▶ [What to produce]
Repeat each line word for word.

====================

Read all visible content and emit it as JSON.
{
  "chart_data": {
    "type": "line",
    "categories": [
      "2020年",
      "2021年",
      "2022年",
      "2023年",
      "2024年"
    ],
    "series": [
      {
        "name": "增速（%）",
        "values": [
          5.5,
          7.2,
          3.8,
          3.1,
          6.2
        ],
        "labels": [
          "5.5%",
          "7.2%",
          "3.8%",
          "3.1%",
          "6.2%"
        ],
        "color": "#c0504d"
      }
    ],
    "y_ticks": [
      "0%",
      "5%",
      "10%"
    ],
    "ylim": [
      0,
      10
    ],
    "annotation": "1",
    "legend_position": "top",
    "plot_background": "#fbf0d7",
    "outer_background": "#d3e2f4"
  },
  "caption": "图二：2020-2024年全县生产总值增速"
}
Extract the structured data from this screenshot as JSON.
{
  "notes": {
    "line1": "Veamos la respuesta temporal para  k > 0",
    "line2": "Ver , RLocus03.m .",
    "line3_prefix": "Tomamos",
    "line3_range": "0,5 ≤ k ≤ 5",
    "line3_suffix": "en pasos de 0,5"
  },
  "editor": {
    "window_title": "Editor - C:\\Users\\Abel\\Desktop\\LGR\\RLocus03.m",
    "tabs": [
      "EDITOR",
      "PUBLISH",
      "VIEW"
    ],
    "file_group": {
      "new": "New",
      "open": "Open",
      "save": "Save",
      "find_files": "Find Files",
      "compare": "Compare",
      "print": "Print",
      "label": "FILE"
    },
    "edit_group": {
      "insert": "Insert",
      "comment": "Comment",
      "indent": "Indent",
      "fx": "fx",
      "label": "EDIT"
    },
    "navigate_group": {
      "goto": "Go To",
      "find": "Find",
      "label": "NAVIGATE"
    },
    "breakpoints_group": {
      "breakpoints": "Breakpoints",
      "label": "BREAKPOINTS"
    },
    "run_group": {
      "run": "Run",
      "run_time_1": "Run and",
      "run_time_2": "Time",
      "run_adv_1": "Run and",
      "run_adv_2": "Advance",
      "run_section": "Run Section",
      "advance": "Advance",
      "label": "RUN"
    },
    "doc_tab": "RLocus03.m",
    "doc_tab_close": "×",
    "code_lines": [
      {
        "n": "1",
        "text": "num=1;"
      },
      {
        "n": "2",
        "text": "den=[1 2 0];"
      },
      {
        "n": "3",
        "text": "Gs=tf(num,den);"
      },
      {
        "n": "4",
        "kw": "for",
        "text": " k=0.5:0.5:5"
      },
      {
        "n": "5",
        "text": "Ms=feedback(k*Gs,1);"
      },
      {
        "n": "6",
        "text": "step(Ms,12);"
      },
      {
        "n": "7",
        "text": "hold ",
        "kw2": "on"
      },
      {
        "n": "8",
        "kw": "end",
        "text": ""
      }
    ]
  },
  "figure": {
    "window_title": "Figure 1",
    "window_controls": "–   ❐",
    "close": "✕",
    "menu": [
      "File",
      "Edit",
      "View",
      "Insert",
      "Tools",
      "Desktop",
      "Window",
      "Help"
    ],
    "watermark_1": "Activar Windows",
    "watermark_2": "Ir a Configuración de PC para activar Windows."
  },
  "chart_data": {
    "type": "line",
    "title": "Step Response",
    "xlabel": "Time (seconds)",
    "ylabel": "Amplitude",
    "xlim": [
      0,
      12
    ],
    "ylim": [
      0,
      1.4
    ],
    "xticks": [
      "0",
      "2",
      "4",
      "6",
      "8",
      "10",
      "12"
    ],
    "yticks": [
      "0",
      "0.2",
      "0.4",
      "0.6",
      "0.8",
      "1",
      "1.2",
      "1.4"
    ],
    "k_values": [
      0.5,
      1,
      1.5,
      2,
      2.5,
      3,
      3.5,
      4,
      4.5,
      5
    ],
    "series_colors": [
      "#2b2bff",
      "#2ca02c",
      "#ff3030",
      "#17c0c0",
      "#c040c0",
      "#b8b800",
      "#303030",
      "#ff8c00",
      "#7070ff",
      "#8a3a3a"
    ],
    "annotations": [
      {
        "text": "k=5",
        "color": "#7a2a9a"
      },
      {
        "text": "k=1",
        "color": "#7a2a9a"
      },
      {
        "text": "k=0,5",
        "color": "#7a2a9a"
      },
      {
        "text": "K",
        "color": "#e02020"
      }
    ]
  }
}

====================

▶ [Exercise response]
Read all visible content and emit it as JSON.
{
  "chart_data": {
    "type": "line",
    "categories": [
      "2020年",
      "2021年",
      "2022年",
      "2023年",
      "2024年"
    ],
    "series": [
      {
        "name": "增速（%）",
        "values": [
          5.5,
          7.2,
          3.8,
          3.1,
          6.2
        ],
        "labels": [
          "5.5%",
          "7.2%",
          "3.8%",
          "3.1%",
          "6.2%"
        ],
        "color": "#c0504d"
      }
    ],
    "y_ticks": [
      "0%",
      "5%",
      "10%"
    ],
    "ylim": [
      0,
      10
    ],
    "annotation": "1",
    "legend_position": "top",
    "plot_background": "#fbf0d7",
    "outer_background": "#d3e2f4"
  },
  "caption": "图二：2020-2024年全县生产总值增速"
}
Extract the structured data from this screenshot as JSON.
{
  "notes": {
    "line1": "Veamos la respuesta temporal para  k > 0",
    "line2": "Ver , RLocus03.m .",
    "line3_prefix": "Tomamos",
    "line3_range": "0,5 ≤ k ≤ 5",
    "line3_suffix": "en pasos de 0,5"
  },
  "editor": {
    "window_title": "Editor - C:\\Users\\Abel\\Desktop\\LGR\\RLocus03.m",
    "tabs": [
      "EDITOR",
      "PUBLISH",
      "VIEW"
    ],
    "file_group": {
      "new": "New",
      "open": "Open",
      "save": "Save",
      "find_files": "Find Files",
      "compare": "Compare",
      "print": "Print",
      "label": "FILE"
    },
    "edit_group": {
      "insert": "Insert",
      "comment": "Comment",
      "indent": "Indent",
      "fx": "fx",
      "label": "EDIT"
    },
    "navigate_group": {
      "goto": "Go To",
      "find": "Find",
      "label": "NAVIGATE"
    },
    "breakpoints_group": {
      "breakpoints": "Breakpoints",
      "label": "BREAKPOINTS"
    },
    "run_group": {
      "run": "Run",
      "run_time_1": "Run and",
      "run_time_2": "Time",
      "run_adv_1": "Run and",
      "run_adv_2": "Advance",
      "run_section": "Run Section",
      "advance": "Advance",
      "label": "RUN"
    },
    "doc_tab": "RLocus03.m",
    "doc_tab_close": "×",
    "code_lines": [
      {
        "n": "1",
        "text": "num=1;"
      },
      {
        "n": "2",
        "text": "den=[1 2 0];"
      },
      {
        "n": "3",
        "text": "Gs=tf(num,den);"
      },
      {
        "n": "4",
        "kw": "for",
        "text": " k=0.5:0.5:5"
      },
      {
        "n": "5",
        "text": "Ms=feedback(k*Gs,1);"
      },
      {
        "n": "6",
        "text": "step(Ms,12);"
      },
      {
        "n": "7",
        "text": "hold ",
        "kw2": "on"
      },
      {
        "n": "8",
        "kw": "end",
        "text": ""
      }
    ]
  },
  "figure": {
    "window_title": "Figure 1",
    "window_controls": "–   ❐",
    "close": "✕",
    "menu": [
      "File",
      "Edit",
      "View",
      "Insert",
      "Tools",
      "Desktop",
      "Window",
      "Help"
    ],
    "watermark_1": "Activar Windows",
    "watermark_2": "Ir a Configuración de PC para activar Windows."
  },
  "chart_data": {
    "type": "line",
    "title": "Step Response",
    "xlabel": "Time (seconds)",
    "ylabel": "Amplitude",
    "xlim": [
      0,
      12
    ],
    "ylim": [
      0,
      1.4
    ],
    "xticks": [
      "0",
      "2",
      "4",
      "6",
      "8",
      "10",
      "12"
    ],
    "yticks": [
      "0",
      "0.2",
      "0.4",
      "0.6",
      "0.8",
      "1",
      "1.2",
      "1.4"
    ],
    "k_values": [
      0.5,
      1,
      1.5,
      2,
      2.5,
      3,
      3.5,
      4,
      4.5,
      5
    ],
    "series_colors": [
      "#2b2bff",
      "#2ca02c",
      "#ff3030",
      "#17c0c0",
      "#c040c0",
      "#b8b800",
      "#303030",
      "#ff8c00",
      "#7070ff",
      "#8a3a3a"
    ],
    "annotations": [
      {
        "text": "k=5",
        "color": "#7a2a9a"
      },
      {
        "text": "k=1",
        "color": "#7a2a9a"
      },
      {
        "text": "k=0,5",
        "color": "#7a2a9a"
      },
      {
        "text": "K",
        "color": "#e02020"
      }
    ]
  }
}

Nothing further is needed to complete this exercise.